Extracted data entries:
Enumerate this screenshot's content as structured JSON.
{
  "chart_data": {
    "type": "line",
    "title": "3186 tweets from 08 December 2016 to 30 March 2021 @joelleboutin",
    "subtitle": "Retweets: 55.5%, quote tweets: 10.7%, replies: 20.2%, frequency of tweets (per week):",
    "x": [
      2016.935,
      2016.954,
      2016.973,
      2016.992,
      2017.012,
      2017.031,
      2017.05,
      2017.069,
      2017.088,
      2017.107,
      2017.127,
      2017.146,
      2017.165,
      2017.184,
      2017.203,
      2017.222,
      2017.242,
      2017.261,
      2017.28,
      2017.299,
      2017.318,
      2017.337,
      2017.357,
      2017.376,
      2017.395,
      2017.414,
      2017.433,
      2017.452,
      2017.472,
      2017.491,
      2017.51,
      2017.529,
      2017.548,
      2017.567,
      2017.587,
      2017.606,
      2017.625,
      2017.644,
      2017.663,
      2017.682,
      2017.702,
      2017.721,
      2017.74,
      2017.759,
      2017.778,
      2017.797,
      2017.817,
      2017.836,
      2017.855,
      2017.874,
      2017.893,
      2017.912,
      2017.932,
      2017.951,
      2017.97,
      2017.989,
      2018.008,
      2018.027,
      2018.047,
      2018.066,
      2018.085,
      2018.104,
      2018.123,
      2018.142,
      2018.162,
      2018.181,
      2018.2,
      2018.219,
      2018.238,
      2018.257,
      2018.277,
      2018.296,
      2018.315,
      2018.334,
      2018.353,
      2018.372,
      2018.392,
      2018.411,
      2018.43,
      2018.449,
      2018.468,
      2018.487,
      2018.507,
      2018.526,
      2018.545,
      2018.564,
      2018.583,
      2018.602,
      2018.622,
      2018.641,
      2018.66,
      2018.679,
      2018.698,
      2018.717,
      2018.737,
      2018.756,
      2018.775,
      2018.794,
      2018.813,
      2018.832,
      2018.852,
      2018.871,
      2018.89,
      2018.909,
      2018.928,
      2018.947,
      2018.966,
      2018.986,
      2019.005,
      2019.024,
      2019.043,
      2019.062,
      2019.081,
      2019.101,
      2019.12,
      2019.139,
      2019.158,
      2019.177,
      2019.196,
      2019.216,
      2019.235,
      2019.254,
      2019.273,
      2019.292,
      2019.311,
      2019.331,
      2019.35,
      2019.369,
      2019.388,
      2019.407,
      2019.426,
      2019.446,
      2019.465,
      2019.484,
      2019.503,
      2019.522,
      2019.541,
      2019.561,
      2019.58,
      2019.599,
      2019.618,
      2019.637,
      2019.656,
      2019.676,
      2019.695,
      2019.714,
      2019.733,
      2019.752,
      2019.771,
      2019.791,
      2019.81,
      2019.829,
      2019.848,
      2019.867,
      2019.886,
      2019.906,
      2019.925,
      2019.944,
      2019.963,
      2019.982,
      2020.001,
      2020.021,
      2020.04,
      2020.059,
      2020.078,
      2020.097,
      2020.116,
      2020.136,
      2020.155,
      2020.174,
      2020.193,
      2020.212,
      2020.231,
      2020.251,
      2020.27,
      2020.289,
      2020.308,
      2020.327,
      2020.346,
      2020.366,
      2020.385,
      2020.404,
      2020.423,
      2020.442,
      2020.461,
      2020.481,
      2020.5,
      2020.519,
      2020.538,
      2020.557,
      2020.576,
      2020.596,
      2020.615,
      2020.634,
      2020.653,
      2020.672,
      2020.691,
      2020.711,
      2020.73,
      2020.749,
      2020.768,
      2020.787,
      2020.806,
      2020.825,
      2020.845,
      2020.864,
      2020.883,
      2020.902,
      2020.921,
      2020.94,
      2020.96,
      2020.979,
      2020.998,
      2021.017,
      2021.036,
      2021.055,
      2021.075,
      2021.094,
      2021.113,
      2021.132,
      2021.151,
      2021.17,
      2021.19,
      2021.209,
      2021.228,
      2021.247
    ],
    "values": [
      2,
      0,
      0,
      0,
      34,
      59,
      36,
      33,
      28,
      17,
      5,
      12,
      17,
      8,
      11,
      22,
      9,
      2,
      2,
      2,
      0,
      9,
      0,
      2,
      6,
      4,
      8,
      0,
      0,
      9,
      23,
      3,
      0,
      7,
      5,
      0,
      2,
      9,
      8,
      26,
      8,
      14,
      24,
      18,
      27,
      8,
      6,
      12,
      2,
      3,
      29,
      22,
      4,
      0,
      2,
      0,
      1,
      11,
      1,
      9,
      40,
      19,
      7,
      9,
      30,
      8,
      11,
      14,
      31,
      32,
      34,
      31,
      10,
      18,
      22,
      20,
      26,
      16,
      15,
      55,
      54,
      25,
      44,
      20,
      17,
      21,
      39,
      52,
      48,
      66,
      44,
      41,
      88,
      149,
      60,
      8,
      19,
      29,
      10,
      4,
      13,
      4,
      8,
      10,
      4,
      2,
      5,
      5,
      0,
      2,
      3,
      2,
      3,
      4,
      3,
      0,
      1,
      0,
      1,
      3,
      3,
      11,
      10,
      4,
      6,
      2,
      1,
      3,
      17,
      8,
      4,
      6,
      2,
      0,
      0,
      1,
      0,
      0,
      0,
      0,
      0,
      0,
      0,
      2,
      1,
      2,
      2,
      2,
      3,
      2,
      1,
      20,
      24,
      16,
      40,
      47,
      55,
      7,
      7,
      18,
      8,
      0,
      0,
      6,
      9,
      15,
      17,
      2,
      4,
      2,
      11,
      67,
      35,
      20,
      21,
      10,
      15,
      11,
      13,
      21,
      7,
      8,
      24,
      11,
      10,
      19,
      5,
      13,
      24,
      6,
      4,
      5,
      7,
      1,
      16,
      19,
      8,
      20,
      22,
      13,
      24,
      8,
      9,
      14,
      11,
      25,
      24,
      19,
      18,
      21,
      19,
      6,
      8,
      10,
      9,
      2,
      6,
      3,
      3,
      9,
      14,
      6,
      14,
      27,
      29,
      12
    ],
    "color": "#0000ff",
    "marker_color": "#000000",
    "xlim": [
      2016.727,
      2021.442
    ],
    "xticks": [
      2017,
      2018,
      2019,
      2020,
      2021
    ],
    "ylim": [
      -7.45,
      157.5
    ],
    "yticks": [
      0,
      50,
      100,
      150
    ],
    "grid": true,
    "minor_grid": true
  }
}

• DESCRIPTION OF THE TASK:
Some lines of the data may hold the word "tweets". Say how many do, with nothing else.

• WORKED ANSWER:
2